Input rows:
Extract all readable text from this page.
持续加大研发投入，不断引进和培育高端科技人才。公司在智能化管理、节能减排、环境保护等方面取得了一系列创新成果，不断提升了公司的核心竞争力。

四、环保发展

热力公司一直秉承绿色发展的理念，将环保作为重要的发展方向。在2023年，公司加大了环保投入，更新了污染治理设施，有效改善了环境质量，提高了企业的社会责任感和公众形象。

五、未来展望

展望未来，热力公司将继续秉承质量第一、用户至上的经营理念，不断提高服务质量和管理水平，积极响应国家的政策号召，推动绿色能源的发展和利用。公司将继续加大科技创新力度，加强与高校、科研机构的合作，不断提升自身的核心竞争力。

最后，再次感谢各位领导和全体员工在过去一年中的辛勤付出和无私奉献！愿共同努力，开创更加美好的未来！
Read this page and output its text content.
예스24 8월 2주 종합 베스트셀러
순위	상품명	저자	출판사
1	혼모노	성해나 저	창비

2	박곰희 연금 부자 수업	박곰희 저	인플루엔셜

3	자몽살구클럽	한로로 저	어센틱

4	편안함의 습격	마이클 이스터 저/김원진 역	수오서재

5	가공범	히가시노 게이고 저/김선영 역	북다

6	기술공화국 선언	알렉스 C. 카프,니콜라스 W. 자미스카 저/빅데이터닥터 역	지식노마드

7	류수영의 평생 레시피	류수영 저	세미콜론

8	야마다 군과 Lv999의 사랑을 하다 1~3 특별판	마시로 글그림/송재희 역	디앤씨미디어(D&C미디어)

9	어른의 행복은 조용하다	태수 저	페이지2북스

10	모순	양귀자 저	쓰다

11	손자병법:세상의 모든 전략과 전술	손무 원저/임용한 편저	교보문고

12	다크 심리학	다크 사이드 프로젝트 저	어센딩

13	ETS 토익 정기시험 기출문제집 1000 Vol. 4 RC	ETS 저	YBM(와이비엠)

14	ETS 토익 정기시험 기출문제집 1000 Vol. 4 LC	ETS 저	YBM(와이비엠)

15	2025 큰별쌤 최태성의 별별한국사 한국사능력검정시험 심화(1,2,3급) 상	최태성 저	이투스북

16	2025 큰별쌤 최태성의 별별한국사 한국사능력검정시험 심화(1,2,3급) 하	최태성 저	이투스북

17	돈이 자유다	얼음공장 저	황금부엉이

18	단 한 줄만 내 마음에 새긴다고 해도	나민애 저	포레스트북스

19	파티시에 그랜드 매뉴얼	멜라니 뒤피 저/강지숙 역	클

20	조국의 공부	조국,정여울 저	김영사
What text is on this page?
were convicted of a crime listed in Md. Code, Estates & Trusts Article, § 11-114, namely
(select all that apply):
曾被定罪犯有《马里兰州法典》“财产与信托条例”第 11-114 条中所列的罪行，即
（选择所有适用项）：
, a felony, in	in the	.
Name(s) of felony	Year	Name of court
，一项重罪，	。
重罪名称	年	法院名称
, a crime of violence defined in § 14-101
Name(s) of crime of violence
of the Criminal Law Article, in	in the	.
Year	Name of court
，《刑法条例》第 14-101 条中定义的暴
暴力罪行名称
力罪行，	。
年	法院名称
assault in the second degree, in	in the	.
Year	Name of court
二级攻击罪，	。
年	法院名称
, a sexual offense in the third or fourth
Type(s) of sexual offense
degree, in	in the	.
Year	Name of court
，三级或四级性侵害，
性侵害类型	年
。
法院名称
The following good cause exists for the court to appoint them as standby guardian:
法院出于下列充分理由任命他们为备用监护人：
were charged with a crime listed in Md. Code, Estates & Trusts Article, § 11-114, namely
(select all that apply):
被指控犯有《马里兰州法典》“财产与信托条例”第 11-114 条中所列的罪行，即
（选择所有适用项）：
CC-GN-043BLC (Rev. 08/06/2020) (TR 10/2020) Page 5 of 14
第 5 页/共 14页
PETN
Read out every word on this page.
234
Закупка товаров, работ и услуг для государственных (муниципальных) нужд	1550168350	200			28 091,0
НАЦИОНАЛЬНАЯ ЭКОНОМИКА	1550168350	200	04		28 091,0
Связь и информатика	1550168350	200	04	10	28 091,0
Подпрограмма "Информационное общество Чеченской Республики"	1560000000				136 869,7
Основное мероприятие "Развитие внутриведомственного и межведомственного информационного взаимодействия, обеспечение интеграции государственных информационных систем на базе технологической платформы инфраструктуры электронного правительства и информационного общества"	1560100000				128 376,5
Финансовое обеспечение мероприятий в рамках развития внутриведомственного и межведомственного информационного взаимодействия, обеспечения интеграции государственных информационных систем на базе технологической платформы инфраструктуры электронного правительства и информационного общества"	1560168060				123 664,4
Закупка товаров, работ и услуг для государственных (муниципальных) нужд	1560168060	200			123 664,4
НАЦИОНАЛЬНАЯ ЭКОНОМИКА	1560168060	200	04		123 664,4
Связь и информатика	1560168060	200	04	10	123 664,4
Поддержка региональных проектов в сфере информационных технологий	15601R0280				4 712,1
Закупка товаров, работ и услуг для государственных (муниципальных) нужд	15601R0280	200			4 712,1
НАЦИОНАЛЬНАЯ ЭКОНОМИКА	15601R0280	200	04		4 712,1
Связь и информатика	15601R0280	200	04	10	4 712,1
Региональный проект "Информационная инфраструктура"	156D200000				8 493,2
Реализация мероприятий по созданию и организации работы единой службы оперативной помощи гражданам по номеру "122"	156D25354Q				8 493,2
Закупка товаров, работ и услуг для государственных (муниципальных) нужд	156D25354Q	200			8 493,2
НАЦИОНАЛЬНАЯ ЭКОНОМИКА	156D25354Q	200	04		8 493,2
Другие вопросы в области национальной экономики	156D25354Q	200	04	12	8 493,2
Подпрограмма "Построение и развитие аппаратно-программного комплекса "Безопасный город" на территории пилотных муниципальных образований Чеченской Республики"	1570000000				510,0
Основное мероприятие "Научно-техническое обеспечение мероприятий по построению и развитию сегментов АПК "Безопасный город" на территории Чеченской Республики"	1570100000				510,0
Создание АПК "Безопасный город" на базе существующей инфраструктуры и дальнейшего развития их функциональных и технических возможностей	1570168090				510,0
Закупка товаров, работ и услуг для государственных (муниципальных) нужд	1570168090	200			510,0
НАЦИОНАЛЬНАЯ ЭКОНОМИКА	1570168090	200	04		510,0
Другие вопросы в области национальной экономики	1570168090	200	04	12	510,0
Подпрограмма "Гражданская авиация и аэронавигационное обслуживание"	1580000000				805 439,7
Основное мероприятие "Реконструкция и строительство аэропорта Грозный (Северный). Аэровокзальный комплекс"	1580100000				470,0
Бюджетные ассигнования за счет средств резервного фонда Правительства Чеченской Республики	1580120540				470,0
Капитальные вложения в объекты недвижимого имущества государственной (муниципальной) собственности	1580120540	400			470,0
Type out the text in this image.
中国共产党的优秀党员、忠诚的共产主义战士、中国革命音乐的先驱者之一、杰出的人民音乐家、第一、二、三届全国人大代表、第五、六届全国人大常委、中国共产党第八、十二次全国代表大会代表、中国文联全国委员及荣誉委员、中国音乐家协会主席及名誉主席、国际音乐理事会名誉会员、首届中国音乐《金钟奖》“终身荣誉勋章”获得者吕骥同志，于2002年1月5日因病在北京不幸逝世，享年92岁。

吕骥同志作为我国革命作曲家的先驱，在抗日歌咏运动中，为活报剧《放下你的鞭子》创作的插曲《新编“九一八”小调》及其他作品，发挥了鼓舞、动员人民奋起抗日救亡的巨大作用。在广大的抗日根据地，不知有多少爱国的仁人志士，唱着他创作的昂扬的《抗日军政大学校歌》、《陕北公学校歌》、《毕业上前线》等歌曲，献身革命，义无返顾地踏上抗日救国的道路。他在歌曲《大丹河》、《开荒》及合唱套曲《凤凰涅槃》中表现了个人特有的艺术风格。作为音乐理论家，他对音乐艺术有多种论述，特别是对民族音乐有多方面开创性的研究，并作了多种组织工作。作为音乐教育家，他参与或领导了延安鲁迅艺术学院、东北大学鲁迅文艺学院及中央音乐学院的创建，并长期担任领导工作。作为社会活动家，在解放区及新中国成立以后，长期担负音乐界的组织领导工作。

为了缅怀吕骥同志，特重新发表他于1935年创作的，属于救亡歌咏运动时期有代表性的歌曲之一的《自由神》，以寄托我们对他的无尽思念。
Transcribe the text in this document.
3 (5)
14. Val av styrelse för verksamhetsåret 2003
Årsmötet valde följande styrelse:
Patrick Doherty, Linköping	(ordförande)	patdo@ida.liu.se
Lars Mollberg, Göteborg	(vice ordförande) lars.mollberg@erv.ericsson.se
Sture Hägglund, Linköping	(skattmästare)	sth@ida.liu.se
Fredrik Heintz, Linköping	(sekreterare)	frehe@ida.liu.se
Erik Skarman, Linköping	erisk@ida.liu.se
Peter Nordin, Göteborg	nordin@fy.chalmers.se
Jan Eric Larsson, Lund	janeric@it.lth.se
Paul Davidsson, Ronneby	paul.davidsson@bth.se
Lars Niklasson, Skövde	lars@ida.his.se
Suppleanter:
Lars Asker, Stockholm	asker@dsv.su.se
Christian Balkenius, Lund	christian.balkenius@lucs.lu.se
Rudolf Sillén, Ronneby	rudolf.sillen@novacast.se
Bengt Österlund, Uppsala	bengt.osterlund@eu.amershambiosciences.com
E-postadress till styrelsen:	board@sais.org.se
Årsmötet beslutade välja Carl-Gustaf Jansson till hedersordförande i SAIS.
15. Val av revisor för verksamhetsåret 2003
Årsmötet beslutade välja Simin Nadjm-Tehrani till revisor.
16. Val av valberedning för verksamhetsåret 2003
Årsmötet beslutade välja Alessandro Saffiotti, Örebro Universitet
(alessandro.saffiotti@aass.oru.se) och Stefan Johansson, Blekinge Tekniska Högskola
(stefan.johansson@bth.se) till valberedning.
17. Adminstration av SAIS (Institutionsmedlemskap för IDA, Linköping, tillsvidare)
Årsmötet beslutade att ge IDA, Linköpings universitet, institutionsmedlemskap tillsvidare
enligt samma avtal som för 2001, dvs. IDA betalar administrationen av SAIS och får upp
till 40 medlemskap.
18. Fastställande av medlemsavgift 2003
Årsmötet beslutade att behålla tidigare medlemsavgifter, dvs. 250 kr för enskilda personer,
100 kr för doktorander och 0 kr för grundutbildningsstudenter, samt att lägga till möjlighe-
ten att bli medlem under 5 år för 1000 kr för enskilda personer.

Set exercise:
Filter the entries above down to the lines containing the word "товаров".

Task solution:
Закупка товаров, работ и услуг для государственных (муниципальных) нужд	1550168350	200			28 091,0
Закупка товаров, работ и услуг для государственных (муниципальных) нужд	1560168060	200			123 664,4
Закупка товаров, работ и услуг для государственных (муниципальных) нужд	15601R0280	200			4 712,1
Закупка товаров, работ и услуг для государственных (муниципальных) нужд	156D25354Q	200			8 493,2
Закупка товаров, работ и услуг для государственных (муниципальных) нужд	1570168090	200			510,0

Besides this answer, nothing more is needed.